** Start of DATA SECTION **

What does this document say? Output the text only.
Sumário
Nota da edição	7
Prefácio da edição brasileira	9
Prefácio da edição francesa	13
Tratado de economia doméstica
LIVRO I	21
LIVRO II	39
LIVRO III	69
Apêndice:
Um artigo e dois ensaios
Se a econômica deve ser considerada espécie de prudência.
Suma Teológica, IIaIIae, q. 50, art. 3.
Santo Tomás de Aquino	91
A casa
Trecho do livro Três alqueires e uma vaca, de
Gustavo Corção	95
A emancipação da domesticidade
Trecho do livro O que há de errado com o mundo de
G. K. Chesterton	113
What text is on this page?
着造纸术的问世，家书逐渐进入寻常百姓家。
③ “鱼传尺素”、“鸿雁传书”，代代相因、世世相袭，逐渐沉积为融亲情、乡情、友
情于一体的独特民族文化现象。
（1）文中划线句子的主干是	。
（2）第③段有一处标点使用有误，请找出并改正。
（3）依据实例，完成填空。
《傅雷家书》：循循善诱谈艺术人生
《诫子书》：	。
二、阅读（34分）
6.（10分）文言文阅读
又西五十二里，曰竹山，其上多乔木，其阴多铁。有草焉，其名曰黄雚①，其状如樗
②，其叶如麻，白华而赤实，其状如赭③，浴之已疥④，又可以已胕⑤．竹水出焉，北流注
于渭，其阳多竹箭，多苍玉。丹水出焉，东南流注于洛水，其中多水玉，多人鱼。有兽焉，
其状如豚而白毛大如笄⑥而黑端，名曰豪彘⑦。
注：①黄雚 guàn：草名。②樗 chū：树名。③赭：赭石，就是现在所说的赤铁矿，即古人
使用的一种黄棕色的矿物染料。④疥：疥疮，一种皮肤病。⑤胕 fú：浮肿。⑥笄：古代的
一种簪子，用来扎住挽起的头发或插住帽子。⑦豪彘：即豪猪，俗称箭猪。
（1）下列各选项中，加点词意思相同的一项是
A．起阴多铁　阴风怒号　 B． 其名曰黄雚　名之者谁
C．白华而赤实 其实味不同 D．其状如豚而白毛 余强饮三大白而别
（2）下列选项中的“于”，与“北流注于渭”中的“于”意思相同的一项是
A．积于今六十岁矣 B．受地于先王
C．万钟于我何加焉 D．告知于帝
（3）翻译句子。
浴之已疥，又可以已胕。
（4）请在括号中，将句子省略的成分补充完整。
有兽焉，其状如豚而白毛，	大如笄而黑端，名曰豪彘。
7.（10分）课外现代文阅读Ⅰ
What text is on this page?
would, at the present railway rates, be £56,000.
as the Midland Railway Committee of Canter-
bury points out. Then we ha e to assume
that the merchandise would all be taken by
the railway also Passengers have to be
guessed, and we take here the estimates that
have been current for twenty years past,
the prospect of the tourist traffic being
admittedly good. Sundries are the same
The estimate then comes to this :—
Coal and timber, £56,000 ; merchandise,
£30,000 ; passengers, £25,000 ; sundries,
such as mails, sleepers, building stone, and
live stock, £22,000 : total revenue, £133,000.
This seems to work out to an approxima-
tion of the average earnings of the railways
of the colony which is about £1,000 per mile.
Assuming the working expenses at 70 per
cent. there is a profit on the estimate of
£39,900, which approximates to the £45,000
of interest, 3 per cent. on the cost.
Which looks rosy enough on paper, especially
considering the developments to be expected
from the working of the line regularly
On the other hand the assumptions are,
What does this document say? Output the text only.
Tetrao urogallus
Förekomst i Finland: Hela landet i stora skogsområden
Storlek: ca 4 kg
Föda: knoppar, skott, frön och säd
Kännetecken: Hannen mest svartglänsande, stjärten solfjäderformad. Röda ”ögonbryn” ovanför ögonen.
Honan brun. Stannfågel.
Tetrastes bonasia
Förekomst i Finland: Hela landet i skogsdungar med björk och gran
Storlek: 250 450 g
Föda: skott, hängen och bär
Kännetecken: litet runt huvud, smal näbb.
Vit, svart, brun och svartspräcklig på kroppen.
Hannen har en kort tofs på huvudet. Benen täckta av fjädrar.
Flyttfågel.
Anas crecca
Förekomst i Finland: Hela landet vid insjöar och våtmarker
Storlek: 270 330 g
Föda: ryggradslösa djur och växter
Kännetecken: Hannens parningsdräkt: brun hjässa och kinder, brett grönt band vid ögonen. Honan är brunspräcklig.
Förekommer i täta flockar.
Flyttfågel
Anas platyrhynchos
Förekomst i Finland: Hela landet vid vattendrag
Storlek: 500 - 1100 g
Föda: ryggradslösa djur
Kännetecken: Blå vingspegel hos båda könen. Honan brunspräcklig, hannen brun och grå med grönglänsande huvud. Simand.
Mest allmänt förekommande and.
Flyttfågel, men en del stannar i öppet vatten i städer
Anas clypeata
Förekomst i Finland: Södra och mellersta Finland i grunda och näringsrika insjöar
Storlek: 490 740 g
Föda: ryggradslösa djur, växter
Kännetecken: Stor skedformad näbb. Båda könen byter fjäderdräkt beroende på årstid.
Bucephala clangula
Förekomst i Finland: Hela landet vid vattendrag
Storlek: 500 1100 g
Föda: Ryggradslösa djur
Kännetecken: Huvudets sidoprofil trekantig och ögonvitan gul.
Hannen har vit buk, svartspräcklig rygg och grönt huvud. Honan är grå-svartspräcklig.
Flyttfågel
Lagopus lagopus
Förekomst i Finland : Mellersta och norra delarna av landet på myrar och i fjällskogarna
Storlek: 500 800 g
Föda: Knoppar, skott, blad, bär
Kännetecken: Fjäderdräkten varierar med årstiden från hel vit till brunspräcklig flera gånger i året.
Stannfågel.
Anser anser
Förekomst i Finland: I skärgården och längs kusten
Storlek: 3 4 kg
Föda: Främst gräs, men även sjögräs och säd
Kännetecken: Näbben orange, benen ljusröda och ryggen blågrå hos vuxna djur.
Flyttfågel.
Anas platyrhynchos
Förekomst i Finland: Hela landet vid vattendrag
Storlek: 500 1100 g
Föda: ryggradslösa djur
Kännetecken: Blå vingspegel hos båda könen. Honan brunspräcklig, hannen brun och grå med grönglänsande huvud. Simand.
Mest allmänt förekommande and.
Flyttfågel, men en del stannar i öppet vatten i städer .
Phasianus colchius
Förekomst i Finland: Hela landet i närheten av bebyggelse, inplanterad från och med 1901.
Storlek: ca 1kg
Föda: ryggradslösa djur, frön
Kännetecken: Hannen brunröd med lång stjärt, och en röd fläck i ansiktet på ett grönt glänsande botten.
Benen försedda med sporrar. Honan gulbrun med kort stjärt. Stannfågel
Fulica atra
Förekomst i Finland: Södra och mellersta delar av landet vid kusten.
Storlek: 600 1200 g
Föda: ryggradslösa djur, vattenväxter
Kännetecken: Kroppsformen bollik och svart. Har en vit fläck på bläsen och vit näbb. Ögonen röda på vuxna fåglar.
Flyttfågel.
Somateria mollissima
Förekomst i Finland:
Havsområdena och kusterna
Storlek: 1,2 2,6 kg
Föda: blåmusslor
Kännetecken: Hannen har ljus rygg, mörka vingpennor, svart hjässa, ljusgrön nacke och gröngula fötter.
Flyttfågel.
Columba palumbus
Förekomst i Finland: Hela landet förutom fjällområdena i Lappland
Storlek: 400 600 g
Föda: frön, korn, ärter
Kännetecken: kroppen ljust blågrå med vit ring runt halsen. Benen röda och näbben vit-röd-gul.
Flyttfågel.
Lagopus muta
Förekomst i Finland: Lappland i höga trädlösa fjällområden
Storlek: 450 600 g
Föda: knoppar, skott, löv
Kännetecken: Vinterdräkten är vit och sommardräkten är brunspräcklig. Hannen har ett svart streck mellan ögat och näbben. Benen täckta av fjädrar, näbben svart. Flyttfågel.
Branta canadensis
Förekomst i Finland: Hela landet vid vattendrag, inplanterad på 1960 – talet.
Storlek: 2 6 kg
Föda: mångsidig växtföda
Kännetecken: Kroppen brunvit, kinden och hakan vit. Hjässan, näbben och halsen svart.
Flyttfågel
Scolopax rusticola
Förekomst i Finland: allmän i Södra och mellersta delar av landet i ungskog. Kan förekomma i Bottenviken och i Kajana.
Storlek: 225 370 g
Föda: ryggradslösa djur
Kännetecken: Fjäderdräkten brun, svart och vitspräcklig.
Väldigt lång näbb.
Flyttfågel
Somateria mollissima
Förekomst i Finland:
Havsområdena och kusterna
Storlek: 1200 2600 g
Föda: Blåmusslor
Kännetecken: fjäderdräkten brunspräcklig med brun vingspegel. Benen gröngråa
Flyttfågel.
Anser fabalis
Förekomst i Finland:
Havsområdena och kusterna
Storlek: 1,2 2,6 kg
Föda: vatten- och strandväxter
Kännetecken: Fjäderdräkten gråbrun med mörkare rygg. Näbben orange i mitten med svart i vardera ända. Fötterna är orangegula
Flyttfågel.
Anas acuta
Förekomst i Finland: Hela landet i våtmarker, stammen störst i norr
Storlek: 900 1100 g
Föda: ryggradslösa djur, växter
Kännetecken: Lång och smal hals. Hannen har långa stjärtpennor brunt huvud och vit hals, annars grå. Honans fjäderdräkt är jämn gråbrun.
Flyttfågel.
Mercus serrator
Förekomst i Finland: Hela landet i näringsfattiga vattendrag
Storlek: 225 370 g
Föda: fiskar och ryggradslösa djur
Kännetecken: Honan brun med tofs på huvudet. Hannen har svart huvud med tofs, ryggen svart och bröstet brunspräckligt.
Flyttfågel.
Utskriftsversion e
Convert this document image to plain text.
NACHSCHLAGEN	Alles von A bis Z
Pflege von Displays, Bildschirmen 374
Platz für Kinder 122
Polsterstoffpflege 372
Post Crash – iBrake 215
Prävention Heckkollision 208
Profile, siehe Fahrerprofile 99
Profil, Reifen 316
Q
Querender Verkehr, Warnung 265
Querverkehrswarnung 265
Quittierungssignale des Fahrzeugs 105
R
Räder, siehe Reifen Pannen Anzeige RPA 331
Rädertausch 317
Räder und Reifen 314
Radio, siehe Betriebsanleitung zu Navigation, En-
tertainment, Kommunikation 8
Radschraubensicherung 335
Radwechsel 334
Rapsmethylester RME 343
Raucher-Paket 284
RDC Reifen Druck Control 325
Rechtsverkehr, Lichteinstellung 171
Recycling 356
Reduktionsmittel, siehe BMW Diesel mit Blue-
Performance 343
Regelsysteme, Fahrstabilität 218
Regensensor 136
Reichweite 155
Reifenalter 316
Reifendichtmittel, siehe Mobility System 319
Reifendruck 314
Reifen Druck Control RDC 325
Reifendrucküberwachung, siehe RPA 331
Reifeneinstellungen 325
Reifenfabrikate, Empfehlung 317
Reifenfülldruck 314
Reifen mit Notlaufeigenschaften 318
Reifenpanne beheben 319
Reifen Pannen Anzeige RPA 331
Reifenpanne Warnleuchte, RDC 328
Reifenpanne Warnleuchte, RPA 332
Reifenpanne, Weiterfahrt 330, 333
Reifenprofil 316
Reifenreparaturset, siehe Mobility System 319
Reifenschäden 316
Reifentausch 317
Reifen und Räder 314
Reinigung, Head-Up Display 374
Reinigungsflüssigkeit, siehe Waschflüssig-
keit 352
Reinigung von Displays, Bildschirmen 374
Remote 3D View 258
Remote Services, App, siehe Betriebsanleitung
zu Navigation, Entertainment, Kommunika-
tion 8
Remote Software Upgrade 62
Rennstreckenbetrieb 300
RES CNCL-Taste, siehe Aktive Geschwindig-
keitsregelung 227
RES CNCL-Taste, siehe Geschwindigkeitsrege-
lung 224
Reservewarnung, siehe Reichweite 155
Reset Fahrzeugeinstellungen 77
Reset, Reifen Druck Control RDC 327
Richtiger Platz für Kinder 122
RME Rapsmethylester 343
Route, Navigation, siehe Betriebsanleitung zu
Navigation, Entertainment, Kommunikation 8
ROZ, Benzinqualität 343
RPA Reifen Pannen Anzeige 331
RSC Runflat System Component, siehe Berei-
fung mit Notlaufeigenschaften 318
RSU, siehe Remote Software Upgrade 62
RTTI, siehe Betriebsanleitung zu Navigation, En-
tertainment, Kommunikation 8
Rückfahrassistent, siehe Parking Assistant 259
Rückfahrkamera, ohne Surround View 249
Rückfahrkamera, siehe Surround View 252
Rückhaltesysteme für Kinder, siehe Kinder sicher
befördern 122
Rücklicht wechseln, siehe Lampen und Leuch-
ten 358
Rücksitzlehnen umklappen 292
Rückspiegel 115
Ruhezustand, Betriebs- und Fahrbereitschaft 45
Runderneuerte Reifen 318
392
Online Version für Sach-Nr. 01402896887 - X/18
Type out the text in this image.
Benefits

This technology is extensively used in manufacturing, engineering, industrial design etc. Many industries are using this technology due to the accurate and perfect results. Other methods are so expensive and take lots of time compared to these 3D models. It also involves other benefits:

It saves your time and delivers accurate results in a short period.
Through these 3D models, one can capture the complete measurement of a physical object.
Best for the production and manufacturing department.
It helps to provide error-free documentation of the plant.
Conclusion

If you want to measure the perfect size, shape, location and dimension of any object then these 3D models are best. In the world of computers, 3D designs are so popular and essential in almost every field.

** End of DATA SECTION **

Among the entries above, identify all lines with "accurate" and copy them.

This technology is extensively used in manufacturing, engineering, industrial design etc. Many industries are using this technology due to the accurate and perfect results. Other methods are so expensive and take lots of time compared to these 3D models. It also involves other benefits:
It saves your time and delivers accurate results in a short period.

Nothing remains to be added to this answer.